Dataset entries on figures

++++++++

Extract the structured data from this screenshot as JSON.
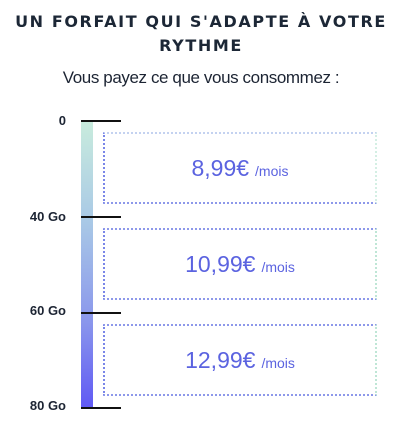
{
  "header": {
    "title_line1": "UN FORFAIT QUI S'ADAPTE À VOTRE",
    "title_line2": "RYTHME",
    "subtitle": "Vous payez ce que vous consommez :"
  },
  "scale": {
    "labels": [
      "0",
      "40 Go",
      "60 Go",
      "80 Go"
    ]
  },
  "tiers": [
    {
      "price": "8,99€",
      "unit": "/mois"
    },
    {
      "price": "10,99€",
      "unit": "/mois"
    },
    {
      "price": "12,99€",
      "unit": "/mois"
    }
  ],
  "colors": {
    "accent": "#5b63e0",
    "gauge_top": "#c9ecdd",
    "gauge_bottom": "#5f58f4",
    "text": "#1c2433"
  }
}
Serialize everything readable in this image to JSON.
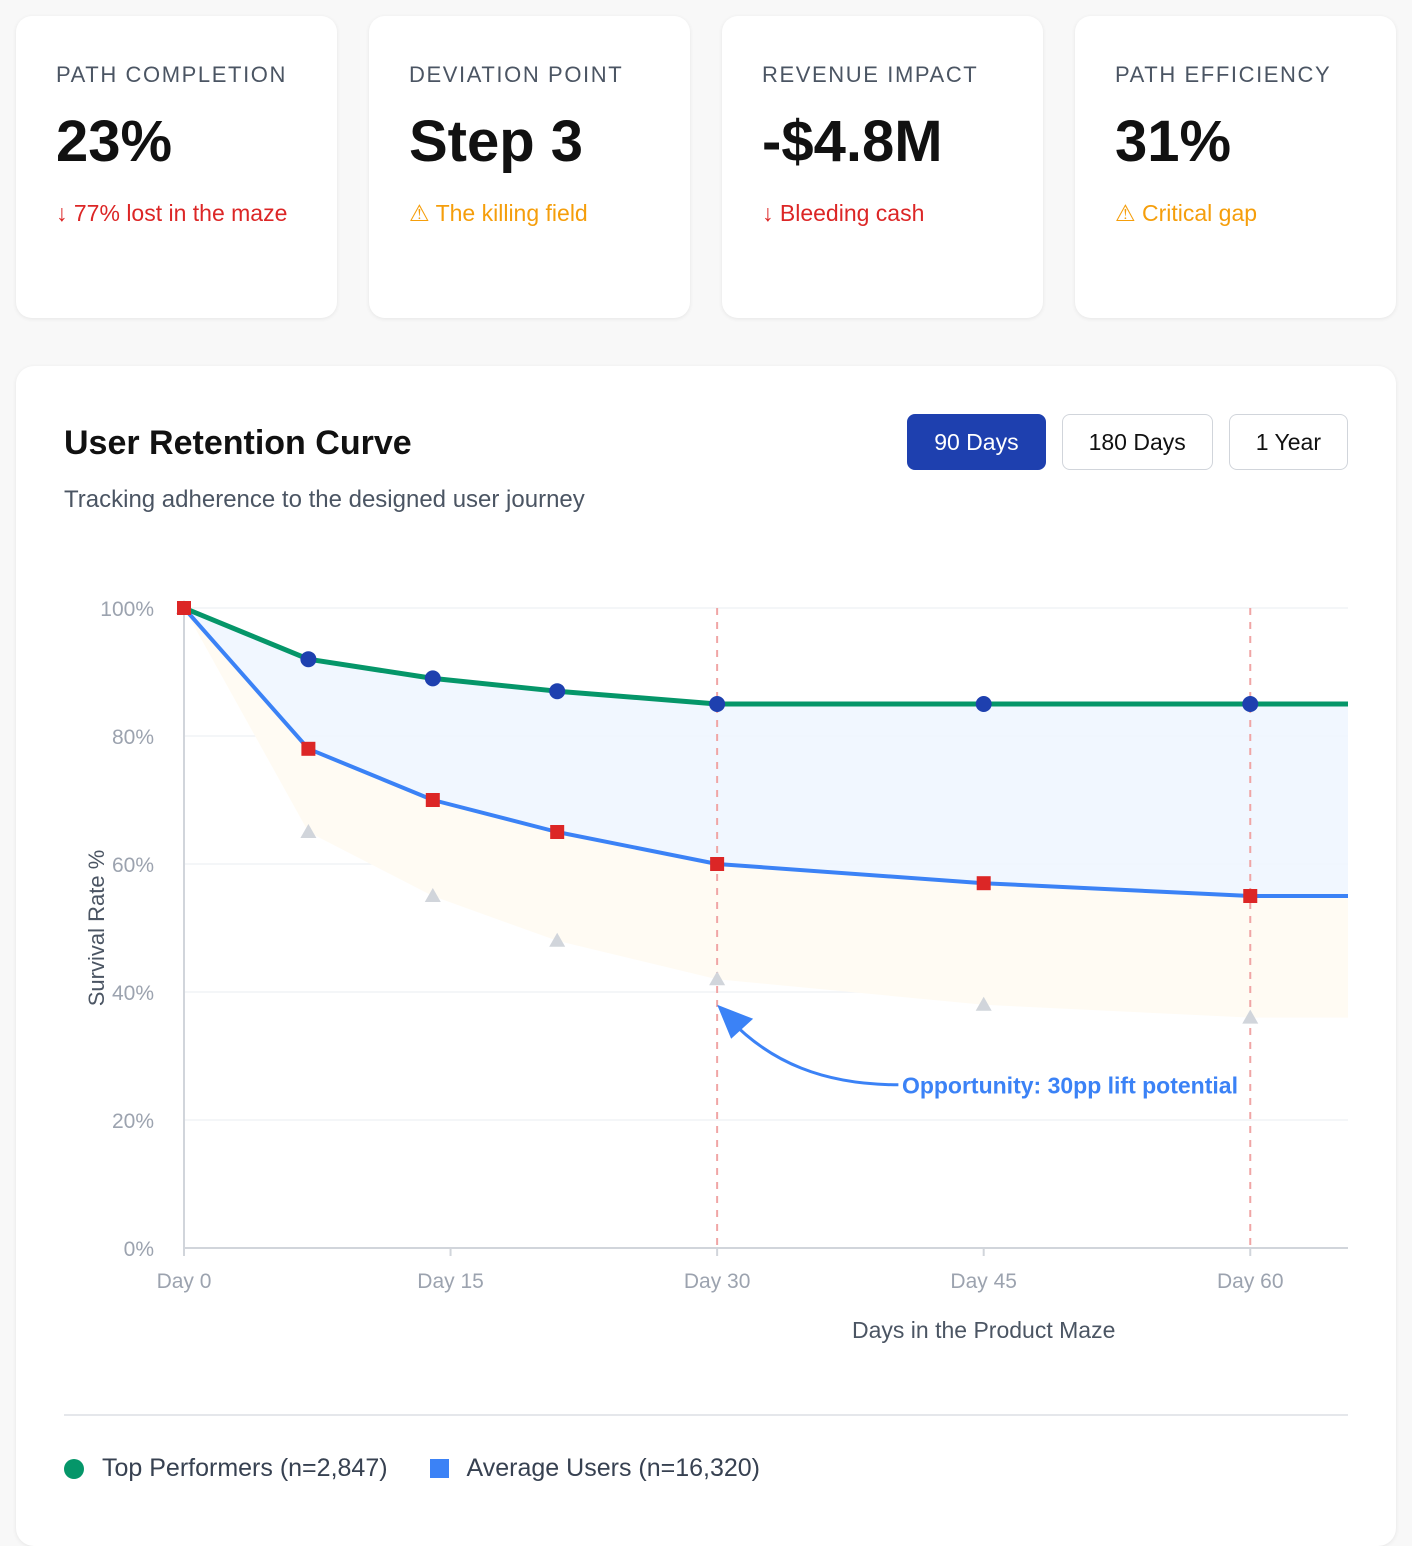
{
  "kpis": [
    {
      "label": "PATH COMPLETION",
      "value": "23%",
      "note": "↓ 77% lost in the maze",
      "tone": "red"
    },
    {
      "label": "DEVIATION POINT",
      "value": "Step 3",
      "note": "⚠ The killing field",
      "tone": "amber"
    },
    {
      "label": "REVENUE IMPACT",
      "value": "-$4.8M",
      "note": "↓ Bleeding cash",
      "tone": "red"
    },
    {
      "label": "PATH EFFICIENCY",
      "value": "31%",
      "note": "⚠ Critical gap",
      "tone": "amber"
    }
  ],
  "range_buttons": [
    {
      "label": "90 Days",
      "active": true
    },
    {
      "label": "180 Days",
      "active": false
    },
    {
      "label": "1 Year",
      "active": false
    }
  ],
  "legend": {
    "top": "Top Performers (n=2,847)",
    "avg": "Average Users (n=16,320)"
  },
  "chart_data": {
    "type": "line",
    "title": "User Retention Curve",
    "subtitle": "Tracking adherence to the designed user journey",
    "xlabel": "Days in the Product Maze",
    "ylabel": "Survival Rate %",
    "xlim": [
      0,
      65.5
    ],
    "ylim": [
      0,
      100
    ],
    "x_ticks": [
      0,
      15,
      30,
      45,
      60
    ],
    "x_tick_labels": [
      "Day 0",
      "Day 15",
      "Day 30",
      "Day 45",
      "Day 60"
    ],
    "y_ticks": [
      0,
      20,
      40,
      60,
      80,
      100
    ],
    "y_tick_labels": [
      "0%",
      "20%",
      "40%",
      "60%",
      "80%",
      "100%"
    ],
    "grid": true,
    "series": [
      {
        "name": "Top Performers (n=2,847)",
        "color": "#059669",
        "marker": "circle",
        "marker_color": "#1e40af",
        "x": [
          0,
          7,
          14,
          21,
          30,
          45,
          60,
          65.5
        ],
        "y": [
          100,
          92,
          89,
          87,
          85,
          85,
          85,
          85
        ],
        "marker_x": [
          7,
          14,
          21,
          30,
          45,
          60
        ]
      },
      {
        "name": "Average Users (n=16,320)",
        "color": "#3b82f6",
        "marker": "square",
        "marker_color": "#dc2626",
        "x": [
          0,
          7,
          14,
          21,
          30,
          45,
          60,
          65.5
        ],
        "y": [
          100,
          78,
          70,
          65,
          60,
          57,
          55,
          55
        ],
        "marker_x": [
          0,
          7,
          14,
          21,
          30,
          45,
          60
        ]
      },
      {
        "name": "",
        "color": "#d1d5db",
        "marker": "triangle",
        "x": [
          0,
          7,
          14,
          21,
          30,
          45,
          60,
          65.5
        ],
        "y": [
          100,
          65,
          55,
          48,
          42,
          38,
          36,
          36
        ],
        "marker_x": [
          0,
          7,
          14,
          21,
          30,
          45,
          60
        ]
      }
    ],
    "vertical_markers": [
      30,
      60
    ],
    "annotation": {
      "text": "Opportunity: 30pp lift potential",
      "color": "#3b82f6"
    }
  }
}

++++++++

*Given request*
Take every line from the records above that has the word "text" and copy it.

*Response*
    "text": "#1c2433"
      "text": "Opportunity: 30pp lift potential",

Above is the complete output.